| Figure collection entries |
◇ ◇ ◇ ◇

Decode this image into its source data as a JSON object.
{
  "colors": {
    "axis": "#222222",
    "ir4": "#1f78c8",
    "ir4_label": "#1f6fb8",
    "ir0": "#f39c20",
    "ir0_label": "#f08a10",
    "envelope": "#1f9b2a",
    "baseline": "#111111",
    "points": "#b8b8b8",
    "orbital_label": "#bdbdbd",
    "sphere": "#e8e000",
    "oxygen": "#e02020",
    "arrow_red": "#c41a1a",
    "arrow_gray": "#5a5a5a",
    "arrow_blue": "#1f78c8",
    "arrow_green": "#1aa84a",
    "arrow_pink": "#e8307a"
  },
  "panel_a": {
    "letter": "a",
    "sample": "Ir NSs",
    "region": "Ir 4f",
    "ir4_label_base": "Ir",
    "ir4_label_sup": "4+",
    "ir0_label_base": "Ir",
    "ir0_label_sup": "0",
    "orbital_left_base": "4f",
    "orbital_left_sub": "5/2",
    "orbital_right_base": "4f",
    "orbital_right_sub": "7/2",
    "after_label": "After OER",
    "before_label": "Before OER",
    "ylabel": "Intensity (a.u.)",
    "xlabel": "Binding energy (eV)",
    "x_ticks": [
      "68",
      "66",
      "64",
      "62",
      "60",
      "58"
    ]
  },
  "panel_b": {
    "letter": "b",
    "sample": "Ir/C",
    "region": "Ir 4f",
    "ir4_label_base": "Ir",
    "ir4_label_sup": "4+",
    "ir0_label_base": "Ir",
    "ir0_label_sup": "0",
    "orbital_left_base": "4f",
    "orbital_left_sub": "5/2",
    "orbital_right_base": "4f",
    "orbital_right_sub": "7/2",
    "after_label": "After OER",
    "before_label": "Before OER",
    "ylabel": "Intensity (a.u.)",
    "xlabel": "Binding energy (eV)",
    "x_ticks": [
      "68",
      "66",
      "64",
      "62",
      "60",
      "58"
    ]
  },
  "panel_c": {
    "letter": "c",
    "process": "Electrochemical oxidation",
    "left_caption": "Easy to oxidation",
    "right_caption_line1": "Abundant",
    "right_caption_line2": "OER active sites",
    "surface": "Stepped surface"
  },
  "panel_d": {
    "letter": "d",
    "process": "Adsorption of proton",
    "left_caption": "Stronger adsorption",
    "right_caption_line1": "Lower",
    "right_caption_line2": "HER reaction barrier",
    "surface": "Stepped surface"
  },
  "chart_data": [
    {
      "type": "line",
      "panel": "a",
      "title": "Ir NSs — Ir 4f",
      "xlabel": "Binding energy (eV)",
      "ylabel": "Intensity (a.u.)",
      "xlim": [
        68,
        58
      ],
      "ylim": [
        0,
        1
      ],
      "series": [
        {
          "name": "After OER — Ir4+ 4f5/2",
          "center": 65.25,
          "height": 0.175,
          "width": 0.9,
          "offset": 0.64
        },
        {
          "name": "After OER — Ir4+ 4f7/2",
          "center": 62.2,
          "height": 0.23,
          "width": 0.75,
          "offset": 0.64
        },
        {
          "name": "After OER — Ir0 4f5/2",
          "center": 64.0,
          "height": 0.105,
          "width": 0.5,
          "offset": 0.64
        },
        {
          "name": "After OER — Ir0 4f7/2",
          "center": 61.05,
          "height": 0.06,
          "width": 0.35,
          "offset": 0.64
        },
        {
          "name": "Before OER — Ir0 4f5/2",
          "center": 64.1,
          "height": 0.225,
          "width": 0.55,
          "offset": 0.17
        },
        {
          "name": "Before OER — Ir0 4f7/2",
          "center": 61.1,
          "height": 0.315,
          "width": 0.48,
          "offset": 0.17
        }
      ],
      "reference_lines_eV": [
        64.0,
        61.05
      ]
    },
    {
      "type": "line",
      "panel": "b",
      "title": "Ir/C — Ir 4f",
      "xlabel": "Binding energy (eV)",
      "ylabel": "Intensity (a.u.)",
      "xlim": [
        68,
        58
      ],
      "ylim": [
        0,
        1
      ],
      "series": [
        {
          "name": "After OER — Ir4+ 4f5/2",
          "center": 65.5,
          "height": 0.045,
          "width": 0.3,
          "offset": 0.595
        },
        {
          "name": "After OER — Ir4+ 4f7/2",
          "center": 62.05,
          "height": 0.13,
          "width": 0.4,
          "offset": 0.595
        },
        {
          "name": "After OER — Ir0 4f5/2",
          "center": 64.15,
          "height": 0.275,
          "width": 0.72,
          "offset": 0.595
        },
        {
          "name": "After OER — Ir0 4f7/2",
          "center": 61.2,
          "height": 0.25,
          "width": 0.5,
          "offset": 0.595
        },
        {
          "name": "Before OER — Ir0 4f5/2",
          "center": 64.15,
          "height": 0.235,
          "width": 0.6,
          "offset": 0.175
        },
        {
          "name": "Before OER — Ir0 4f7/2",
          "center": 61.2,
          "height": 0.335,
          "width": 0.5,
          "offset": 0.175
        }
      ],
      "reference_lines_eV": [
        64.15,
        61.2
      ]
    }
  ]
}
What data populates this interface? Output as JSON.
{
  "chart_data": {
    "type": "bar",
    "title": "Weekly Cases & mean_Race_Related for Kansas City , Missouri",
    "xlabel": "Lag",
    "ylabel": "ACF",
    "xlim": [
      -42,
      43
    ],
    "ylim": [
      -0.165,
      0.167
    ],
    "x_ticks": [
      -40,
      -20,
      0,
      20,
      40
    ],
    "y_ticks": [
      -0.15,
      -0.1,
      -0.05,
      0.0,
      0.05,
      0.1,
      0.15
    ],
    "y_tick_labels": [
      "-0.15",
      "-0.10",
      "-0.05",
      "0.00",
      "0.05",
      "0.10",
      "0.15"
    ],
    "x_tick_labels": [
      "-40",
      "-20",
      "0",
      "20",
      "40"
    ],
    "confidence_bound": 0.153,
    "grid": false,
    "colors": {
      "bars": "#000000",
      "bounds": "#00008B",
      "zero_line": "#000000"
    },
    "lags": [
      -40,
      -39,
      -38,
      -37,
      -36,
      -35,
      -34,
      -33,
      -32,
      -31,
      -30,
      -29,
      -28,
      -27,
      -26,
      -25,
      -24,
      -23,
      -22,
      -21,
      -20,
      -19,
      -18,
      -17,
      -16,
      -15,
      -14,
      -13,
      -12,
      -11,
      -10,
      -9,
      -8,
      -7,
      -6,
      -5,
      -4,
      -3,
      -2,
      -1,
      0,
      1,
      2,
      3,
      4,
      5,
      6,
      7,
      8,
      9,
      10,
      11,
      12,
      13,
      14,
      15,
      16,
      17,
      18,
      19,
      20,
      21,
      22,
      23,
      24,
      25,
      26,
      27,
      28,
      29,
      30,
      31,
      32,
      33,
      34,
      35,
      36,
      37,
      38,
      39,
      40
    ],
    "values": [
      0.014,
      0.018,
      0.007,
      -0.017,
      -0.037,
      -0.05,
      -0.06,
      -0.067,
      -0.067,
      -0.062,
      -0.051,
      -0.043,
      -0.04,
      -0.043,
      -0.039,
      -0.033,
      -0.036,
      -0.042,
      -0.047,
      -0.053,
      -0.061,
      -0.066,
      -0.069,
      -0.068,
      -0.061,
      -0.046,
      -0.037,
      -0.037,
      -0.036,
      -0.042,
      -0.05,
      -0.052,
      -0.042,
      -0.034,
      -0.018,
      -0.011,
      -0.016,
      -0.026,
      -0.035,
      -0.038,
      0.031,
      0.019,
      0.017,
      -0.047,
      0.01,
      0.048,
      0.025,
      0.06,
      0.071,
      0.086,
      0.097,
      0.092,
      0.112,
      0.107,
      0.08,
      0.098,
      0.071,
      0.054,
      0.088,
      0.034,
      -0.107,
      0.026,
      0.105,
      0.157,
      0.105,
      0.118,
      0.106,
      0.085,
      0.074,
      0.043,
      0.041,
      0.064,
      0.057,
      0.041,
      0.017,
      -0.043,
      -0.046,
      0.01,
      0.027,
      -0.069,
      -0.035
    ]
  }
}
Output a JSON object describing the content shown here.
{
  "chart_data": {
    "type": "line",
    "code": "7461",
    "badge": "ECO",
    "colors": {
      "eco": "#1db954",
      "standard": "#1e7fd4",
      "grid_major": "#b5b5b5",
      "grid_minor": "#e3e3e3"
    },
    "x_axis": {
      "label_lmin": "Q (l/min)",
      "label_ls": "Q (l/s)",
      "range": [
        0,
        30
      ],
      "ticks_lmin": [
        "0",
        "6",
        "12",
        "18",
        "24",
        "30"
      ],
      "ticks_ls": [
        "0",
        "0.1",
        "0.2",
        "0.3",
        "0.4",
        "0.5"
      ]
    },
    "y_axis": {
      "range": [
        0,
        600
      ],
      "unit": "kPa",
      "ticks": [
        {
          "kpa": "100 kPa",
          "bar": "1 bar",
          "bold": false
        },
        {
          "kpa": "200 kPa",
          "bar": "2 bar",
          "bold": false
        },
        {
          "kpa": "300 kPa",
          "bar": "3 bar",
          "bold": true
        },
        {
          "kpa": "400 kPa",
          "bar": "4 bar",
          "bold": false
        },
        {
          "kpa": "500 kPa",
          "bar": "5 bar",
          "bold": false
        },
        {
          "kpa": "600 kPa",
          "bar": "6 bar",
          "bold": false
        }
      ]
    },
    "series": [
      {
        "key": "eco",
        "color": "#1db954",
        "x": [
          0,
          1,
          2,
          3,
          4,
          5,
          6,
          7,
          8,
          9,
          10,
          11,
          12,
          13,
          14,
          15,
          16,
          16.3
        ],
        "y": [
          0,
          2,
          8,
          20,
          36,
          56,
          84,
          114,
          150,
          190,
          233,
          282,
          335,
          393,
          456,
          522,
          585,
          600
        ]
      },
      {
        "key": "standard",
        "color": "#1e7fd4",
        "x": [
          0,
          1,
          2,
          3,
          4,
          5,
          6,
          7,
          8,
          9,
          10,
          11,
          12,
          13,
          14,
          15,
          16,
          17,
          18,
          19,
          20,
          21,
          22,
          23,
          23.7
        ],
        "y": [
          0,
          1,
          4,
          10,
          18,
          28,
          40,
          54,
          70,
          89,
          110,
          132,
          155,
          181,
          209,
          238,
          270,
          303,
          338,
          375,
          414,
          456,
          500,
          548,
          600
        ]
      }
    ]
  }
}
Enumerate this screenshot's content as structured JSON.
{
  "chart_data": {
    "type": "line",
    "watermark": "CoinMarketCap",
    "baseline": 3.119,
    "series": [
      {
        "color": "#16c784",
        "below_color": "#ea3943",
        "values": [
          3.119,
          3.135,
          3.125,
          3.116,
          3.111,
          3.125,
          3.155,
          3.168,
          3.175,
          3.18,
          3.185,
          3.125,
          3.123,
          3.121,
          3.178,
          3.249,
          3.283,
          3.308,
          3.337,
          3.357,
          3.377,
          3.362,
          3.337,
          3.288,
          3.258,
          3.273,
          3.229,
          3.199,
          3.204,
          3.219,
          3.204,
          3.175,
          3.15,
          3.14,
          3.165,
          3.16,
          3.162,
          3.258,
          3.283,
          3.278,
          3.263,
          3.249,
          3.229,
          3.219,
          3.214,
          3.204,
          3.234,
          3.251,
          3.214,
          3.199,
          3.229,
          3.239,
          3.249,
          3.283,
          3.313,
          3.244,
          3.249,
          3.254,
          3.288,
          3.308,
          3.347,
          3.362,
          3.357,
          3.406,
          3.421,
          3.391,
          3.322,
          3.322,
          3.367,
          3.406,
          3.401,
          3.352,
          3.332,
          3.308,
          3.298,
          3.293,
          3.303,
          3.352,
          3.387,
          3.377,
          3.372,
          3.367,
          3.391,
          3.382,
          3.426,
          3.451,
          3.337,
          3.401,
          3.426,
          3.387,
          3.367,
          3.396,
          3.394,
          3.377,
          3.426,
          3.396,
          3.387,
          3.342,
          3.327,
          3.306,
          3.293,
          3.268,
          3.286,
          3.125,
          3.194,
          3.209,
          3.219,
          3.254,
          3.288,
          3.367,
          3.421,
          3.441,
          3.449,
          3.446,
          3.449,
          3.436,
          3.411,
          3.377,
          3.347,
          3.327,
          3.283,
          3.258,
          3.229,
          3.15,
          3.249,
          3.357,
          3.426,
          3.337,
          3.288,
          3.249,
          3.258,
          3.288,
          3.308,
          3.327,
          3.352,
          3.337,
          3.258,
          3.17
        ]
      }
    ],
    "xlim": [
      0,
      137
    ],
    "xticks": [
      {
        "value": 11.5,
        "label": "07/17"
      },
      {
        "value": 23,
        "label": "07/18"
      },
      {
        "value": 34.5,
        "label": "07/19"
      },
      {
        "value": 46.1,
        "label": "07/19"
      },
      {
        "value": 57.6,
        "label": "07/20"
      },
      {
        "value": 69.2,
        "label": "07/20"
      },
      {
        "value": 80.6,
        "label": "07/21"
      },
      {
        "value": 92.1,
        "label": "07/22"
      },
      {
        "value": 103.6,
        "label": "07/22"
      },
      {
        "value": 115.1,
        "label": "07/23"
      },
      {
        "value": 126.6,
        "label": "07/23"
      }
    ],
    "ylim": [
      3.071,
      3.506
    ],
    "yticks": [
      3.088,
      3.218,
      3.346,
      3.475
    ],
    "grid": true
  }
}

◇ ◇ ◇ ◇

| Task details |
Pull every line containing the word "Output" out of the material.

| Result of this task |
What data populates this interface? Output as JSON.
Output a JSON object describing the content shown here.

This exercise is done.